Exercise set:
1 - Update the command-line arguments text starting at "For hyperparameter optimization" and ending at "(feed-forward neural network)" by swapping "--n_trials" for "--num_trials", then write out that whole stretch.
2 - Carry on the command-line arguments text from its last line.

Text shown:
Additional command-line arguments include:

  • --featurizer <type of molecule featurization>
    • For feed-forward neural networks: 'fingerprint' or 'onehot'
    • For directed message passing neural networks: 'graph'
  • --splitter <type of data split for train/validation/test>
    • Options include:
    • 'random'
    • any combination of 'cycle1', 'cycle2', 'cycle3' (for example: 'cycle1','cycle3')
    • To reproduce results for cycle splits along multiple cycles, list the cycles in ascending numerical order
  • --seed <random seed for data splitting and weight initialization>
  • --task_type <task type>
    • Options include:
    • 'regression'
    • 'classification'
  • --loss_fn_train <loss function to use during training>
    • For binary classifiers: 'BCE'
    • Options for regression models include:
    • 'nlogprob' (probabilistic loss function)
    • 'MSE' (mean squared error)
  • --max_epochs <maximum number of epochs>
    • Values for reproducing results:
    • Training feed-forward neural networks: 1000 for DD1S CAIX dataset; 300 for triazine sEH and SIRT2 datasets
    • Training directed message passing neural networks: 100
  • --patience <patience>
    • To reproduce results, set to 5
  • --max_norm <max norm>
    • To reproduce results, set to 5

For fingerprint featurization (if reading from an HDF5 file with stored fingerprints):

  • --fps_h5 </path/to/file_with_stored_fingerprints.h5 from experiments folder>

For hyperparameter optimization (including triazine_MPN_LR_tuning.py):

  • --n_trials <number of trials to run/hyperparameter sets to try>
    • Values for reproducing results:
    • For the DD1S CAIX dataset: 100
    • For the triazine sEH and SIRT2 datasets: 25 for feed-forward neural networks, 4 for directed message passing neural networks

For single_model_run.py:

  • --model_type <model type>
    • Options include:
    • 'MLP' (feed-forward neural network)

Data provided:
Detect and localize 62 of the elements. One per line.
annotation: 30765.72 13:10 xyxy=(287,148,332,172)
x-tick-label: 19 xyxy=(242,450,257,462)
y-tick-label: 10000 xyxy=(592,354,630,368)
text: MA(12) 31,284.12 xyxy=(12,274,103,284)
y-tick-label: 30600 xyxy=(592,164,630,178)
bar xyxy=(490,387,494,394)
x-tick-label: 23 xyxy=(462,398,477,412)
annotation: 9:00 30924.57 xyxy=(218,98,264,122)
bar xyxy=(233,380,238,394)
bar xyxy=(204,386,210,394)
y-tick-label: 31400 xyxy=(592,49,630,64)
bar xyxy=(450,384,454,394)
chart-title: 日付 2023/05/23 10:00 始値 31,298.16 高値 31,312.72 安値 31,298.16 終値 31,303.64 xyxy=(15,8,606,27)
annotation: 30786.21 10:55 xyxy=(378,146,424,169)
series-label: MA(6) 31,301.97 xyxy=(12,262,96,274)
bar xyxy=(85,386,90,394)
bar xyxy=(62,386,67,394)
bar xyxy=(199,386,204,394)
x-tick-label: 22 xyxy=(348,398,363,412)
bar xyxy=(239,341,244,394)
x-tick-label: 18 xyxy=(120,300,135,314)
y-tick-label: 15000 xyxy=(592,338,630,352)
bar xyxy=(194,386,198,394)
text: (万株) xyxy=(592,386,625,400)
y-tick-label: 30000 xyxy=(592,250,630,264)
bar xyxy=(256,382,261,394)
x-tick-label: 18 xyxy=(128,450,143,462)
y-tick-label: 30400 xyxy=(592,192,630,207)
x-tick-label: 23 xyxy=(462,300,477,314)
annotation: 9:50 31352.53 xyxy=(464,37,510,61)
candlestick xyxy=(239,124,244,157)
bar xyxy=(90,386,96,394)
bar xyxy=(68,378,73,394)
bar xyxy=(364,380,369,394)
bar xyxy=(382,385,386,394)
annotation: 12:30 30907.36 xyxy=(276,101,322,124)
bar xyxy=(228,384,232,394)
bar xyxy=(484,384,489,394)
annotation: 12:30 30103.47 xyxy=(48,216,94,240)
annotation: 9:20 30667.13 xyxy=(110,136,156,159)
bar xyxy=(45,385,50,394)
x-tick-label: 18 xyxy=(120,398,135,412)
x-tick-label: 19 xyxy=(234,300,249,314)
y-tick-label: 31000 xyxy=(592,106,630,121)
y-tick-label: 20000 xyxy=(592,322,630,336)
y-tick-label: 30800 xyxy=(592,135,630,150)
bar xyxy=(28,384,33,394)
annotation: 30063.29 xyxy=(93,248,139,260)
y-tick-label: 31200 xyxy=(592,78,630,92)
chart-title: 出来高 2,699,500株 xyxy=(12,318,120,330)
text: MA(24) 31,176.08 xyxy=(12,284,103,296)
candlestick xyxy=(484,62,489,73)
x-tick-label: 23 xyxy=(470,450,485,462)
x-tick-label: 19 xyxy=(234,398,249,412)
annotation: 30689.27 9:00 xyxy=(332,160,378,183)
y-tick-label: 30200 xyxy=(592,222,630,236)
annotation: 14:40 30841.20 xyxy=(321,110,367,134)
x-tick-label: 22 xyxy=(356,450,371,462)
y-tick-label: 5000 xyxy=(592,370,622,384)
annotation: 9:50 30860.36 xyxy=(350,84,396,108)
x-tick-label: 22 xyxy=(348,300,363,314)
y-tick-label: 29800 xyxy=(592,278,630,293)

Per-task outputs:
1 -
For hyperparameter optimization (including triazine_MPN_LR_tuning.py):

  • --num_trials <number of trials to run/hyperparameter sets to try>
    • Values for reproducing results:
    • For the DD1S CAIX dataset: 100
    • For the triazine sEH and SIRT2 datasets: 25 for feed-forward neural networks, 4 for directed message passing neural networks

For single_model_run.py:

  • --model_type <model type>
    • Options include:
    • 'MLP' (feed-forward neural network)

2 -
    • 'MoleculeModel' (directed message passing neural network)
  • --lr <initial learning rate>
  • --dropout <dropout rate>
  • --eval_metric <loss function used to evaluate the model>
    • Options include:
    • 'NLL' (negative log-likelihood)
    • 'MSE' (mean-squared error)
  • For feed-forward neural network:
    • --layer_sizes <hidden layer sizes>
  • For directed message passing neural network:
    • --depth <number of message-passing steps>
    • --hidden_size <size of hidden layers>
    • --ffn_num_layers <number of feed-forward network layers>

For directed message passing neural networks:

  • --num_workers <number of workers for loading data>

For directed message passing neural networks specifically on the triazine sEH and SIRT2 datasets:

  • --depth <number of message-passing steps>
  • --hidden_size <size of hidden layers>
  • --ffn_num_layers <number of feed-forward network layers>

For triazine_MPN.py:

  • --lr <initial learning rate>
  • --dropout <dropout rate>

For binary classifiers:

  • --threshold_type <type of threshold for determining ground truth labels>
    • Options include:
    • 'percentile'
    • 'fixed'
    • To reproduce results, set to 'percentile'
  • --threshold_val <threshold value; percentile or exact value>
    • Percentile example: 99.5 to define the top 0.5% of training set compounds as enriched

Evaluating trained regression models as binary classifiers, or using MSE loss/rank correlation coefficient

Scripts:

  • bin_eval.py (fixed threshold)
  • bin_eval_multiple_thresholds.py (multiple thresholds)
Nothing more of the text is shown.